Hackney, Algeria
Antonis V, antonymous[at]riseup.net
"She closes her eyes and brings Algeria to mind; Some Algeria she never saw"[*]

She tries to shake off her confusion. Can this be right? That little message fixed on the lamppost doesn't seem to be lying, that's for sure. According to it she is now standing in a designated good behaviour zone. While reading on, she takes her hands out of her pockets, half-nervously holding them behind her back, at the same time trying to look as innocent, sweet and well-behaved as possible. It seems to be working: She does feel ever-so-slightly more proper. She proudly looks around only to realise there is no-one to witness this positive behavioural change of hers, no tapping on the back, no well-done cheers, not tonight, not here. She hangs around a bit longer all well-mannerly, secretly hoping some police car will drive by, slow down, the driver to roll down the window, extend his hand and offer her a sweetie: Who's a good girl? But the police never come, that must mean we are all behaving well tonight, no need for them to intervene, it is the bonfire night, lights and banging sounds all around but believe her officer, she would never lie to you, not while standing in a Good Behaviour Zone anyway: it's all well-behaved and very, very quiet on the Hackney front.

Bounding box prediction data

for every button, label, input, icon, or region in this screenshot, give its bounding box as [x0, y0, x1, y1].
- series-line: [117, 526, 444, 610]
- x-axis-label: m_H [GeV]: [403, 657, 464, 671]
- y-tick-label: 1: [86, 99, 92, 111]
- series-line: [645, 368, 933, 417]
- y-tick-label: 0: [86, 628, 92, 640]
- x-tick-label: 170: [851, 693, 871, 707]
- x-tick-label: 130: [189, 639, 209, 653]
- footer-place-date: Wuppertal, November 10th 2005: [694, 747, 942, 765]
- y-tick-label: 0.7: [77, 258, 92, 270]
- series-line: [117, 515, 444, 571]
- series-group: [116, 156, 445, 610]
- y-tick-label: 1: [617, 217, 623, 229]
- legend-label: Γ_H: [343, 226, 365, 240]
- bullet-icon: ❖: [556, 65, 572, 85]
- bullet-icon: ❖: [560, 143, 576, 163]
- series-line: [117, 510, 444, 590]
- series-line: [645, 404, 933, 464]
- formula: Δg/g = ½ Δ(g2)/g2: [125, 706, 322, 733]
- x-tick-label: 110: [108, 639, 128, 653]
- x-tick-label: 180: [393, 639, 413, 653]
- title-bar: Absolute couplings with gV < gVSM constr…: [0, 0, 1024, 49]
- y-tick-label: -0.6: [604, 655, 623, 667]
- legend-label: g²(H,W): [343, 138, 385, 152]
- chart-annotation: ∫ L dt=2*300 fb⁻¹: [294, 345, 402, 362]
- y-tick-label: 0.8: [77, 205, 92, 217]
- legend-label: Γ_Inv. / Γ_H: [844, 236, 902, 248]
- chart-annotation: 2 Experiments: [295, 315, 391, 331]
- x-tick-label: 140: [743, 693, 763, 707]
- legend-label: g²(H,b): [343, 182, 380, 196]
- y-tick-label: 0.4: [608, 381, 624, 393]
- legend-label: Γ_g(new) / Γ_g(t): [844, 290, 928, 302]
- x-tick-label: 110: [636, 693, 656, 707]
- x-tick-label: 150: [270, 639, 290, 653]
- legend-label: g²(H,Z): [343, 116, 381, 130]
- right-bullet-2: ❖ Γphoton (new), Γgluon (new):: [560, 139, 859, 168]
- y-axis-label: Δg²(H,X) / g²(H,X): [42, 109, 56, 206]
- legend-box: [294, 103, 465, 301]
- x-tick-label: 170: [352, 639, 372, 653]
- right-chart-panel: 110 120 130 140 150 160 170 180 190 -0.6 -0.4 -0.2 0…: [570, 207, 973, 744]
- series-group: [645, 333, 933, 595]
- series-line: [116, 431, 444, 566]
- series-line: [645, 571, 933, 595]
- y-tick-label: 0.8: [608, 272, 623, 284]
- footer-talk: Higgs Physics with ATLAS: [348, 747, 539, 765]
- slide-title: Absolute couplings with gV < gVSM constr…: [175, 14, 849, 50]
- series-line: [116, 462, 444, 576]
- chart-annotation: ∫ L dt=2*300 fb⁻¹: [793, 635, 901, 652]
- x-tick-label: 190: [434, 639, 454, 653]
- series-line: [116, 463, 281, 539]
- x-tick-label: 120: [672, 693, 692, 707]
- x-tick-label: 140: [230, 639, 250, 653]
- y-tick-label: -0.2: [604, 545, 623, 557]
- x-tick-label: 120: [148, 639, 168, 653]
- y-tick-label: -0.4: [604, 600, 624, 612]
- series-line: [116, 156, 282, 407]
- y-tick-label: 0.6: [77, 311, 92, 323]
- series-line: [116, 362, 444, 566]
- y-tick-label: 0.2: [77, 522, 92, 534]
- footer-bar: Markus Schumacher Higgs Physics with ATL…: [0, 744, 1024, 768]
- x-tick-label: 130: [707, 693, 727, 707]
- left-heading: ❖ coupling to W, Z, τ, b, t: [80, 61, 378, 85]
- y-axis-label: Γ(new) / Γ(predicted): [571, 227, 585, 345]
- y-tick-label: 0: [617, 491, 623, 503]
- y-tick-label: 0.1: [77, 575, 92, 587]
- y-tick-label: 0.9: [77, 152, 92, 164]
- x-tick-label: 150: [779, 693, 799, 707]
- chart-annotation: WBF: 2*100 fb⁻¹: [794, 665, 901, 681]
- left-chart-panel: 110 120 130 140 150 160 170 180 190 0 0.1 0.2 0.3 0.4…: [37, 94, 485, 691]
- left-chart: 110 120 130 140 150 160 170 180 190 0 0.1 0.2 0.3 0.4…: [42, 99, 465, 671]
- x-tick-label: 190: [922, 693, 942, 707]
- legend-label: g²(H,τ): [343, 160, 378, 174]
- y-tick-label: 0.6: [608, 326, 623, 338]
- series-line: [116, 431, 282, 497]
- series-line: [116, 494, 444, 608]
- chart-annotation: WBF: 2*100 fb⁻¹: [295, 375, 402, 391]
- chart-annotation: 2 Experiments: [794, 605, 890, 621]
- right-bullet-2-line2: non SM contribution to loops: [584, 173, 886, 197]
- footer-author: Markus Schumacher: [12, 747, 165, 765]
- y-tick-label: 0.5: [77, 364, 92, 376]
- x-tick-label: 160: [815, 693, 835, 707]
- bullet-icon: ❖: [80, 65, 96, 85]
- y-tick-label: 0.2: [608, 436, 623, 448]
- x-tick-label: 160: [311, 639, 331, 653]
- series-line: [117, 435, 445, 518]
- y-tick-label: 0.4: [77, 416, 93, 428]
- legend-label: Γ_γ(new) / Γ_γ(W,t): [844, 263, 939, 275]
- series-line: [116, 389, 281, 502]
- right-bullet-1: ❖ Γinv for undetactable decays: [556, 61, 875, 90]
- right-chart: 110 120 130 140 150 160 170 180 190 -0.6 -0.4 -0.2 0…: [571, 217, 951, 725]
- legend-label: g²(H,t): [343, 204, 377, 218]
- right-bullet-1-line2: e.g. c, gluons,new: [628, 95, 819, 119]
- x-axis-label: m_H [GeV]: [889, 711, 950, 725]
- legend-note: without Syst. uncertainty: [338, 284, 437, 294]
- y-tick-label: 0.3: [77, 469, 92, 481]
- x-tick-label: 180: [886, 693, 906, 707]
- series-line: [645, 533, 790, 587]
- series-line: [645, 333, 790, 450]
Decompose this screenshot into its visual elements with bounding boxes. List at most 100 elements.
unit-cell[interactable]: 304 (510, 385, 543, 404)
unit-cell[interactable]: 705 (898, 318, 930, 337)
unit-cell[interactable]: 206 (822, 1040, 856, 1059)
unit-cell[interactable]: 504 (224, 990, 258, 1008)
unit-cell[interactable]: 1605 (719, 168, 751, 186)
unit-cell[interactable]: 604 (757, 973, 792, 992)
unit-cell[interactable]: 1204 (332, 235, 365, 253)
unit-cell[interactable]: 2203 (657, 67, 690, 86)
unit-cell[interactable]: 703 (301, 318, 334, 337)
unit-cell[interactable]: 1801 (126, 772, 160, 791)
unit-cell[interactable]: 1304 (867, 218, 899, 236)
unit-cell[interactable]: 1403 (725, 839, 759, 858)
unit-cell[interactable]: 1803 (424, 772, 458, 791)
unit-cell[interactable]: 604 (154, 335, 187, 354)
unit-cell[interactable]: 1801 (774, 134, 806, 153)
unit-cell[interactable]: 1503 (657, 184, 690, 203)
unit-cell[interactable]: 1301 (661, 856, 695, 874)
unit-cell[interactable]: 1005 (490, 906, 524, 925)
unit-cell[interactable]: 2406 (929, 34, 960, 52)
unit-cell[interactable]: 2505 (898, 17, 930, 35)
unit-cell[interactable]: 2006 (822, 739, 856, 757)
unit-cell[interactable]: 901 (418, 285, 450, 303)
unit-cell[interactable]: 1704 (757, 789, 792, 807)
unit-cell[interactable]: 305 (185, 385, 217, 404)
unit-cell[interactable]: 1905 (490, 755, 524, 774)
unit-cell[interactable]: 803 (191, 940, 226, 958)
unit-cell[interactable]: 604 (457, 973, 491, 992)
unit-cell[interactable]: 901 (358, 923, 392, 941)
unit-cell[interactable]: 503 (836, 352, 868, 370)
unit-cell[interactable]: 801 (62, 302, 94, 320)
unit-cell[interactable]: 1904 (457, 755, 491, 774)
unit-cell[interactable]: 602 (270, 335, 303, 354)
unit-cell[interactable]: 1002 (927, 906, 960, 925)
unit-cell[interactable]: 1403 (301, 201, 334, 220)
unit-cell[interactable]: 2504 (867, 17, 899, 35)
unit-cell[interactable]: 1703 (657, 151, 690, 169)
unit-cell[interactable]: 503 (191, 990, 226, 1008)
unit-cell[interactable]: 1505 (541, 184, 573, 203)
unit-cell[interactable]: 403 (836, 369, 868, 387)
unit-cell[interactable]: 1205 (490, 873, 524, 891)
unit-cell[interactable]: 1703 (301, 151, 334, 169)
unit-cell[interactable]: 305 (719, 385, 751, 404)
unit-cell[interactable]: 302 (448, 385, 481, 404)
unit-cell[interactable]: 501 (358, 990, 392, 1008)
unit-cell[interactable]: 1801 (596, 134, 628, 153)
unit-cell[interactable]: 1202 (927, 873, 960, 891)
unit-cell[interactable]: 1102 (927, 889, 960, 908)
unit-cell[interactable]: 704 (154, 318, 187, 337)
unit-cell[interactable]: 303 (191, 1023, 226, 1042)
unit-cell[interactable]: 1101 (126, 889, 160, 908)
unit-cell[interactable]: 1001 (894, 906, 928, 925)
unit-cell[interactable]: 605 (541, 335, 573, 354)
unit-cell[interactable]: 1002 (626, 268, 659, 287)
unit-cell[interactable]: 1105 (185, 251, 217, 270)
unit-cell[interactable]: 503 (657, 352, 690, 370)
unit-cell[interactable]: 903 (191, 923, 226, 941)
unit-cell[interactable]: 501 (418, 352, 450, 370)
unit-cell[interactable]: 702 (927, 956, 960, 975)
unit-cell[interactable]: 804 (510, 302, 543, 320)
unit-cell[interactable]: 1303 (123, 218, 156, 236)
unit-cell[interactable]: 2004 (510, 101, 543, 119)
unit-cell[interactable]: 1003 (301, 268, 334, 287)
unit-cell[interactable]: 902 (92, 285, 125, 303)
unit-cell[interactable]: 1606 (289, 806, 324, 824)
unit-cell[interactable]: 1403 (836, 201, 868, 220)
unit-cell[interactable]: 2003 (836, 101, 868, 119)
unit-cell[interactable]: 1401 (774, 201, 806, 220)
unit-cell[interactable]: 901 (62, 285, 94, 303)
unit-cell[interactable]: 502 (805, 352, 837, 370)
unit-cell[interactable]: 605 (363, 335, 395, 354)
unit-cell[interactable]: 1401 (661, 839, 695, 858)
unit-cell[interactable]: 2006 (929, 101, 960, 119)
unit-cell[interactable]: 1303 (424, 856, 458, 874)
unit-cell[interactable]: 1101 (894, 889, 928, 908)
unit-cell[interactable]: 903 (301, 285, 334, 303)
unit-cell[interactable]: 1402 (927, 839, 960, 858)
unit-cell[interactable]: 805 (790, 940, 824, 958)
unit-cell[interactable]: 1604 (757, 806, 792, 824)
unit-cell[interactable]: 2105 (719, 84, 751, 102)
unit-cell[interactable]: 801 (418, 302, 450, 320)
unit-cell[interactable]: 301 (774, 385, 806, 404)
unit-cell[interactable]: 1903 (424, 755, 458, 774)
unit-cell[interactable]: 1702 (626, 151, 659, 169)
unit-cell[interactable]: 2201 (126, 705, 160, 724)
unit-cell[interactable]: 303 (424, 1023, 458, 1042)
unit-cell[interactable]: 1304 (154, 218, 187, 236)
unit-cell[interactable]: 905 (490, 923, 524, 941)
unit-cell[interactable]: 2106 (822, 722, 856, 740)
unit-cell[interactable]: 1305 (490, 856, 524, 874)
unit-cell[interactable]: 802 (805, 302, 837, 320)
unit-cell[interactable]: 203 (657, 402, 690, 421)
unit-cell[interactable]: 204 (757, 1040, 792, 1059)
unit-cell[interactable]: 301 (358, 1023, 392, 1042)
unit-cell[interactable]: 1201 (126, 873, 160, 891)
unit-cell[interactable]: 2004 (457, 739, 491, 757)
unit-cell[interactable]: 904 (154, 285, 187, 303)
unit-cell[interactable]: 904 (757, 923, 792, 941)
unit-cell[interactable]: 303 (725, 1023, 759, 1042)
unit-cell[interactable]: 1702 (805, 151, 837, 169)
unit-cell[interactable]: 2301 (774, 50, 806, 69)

**Activity list:**
1. In the Hackney passage, what kind of zone does the message on the lamppost say she is standing in?
2. Carry on the Hackney passage from the point where it stops.

**Answers in order:**
1. A designated good behaviour zone.

2.
Quiet on the Hackney front... Somewhere in between one moment of peace and another, she cannot help but wonder where exactly that front actually is. Amidst the dense clustering of present and future shiny live/work complexes it would take some large unbuilt space (a street, a park, a square) to separate parts increasingly mingling together. Victoria Park. This is also a front, a momentary scene of an omnipresent, ongoing battle - even if a winner was obnoxiously pronounced upon the park's naming. But no, no-one can declare victory at Victoria Park. Surrounded by four different neighbourhoods and two boroughs, she walks to its North-East corner. Warm: she's now close enough to the industrial funfair of Hackney Wick, the new hotspot of gentrification, kindly sponsored by the forthcoming Olympic so-called Games. But this, the middle the park, is hard for any borough and any neighbourhood to claim. A neutral zone of sorts, the police sirens heard somewhere far, far away.
She now stands there, in the middle of the park, and the permanent feeling of being intruded upon starts to wear off; pre-defined routes gradually evaporate, possibilities open up, they call for some unnecessary, some badly needed perambulation. She stops and looks up: the faint figure of a person sitting on a rooftop smoking somewhere in the distance...
The wide-open urban space is the front: The street, the park, the square. To its aid, backing it up from afar, are newly-found pockets of resistance. For all their relative freedom, open urban spaces are still very much on the ground: metaphorically (that's where the struggle still is, where it will always be) and also literally: public urban space remains fixed on the ground level. Yet our city-wandering practice might have something to learn from the swarming manoeuvre. For Weizman (2006), the swarm exemplifies the principle of non-linearity apparent in spatial, organizational and temporal terms. He explains: For a Palestinian fighter caught up in this battle, Israelis seem 'to be everywhere: behind, on the sides, on the right and on the left. How can you fight that way?'. Invert this perspective, flip around the position of the dominant with that of the dominated, project (if you can) the reality of Palestinian occupation to that of everyday London and there you have it: Our pockets of resistance are not just behind enemy lines, they are above, beneath and in between them. The fragmented |c|i|t|y| breaks (us) up in a million parts; resistance is to be found in every single one of these - and every single one of us.
"For the consciousness of the nation...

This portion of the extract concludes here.